DIRECTION:
Copy all lines below containing "الاسلامیہ".

INPUT FOR THIS TASK:

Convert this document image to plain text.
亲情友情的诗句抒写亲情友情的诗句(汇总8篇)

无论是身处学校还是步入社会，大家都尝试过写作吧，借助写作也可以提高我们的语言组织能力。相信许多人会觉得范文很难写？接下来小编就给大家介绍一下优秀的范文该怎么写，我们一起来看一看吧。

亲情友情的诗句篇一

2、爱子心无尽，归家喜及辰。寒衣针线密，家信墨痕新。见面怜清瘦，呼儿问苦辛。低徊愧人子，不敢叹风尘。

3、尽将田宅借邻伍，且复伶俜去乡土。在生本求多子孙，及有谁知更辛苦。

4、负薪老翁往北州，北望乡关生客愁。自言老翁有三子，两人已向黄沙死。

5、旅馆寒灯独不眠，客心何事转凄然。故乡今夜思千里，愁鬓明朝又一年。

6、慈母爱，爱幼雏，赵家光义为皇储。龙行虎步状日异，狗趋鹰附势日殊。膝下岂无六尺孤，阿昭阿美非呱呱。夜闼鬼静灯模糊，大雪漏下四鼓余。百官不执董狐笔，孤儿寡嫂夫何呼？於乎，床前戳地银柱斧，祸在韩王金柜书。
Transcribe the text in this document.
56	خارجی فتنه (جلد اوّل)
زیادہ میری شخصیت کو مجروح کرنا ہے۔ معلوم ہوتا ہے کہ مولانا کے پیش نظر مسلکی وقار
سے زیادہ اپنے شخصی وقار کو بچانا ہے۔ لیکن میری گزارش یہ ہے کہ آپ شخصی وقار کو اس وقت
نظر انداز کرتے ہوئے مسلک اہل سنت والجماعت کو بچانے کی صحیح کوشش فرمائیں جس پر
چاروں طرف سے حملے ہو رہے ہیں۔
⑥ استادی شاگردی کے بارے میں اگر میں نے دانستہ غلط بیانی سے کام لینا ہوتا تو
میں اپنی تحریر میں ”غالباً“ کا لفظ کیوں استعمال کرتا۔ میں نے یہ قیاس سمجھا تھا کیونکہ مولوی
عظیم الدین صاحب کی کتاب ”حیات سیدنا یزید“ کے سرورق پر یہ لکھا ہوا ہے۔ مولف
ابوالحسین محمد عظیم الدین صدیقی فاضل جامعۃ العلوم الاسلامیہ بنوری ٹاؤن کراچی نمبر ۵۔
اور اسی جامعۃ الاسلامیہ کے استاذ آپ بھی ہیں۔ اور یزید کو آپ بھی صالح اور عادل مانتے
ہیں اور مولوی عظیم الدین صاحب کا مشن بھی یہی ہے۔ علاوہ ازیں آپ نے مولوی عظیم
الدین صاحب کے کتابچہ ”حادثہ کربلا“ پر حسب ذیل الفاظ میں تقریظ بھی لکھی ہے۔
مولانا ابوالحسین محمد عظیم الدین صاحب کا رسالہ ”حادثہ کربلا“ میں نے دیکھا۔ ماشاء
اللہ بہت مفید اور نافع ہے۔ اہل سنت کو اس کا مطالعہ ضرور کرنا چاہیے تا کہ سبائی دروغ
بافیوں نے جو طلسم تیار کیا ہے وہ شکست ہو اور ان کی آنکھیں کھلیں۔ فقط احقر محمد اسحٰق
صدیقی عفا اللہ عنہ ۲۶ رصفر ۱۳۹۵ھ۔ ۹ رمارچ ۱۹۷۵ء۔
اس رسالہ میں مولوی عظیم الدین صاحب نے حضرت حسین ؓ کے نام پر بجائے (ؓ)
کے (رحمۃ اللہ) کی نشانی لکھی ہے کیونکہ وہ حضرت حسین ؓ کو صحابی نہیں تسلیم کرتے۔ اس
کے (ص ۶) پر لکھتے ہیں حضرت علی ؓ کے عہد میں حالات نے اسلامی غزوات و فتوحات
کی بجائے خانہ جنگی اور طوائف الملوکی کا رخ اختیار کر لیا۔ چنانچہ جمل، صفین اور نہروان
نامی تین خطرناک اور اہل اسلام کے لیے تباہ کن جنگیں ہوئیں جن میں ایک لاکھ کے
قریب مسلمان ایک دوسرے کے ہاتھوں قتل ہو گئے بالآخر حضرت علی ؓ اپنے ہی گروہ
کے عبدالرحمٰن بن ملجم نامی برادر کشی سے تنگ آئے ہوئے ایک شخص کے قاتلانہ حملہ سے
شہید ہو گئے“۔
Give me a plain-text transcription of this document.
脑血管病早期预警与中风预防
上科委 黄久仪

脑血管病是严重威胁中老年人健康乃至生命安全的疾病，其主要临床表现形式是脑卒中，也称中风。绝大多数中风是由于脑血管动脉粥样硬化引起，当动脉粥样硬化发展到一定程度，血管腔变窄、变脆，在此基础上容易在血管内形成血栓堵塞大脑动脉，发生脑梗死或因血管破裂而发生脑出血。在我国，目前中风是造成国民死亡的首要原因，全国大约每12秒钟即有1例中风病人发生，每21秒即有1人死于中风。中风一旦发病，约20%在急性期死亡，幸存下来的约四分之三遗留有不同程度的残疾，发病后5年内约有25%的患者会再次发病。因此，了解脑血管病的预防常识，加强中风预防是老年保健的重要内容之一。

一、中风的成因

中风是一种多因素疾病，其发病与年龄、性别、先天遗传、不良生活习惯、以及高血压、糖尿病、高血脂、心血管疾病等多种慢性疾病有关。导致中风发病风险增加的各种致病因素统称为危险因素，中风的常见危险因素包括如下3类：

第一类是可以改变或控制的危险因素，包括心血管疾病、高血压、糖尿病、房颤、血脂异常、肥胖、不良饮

ANSWER TO THE TASK:
ابوالحسین محمد عظیم الدین صدیقی فاضل جامعۃ العلوم الاسلامیہ بنوری ٹاؤن کراچی نمبر ۵۔
اور اسی جامعۃ الاسلامیہ کے استاذ آپ بھی ہیں۔ اور یزید کو آپ بھی صالح اور عادل مانتے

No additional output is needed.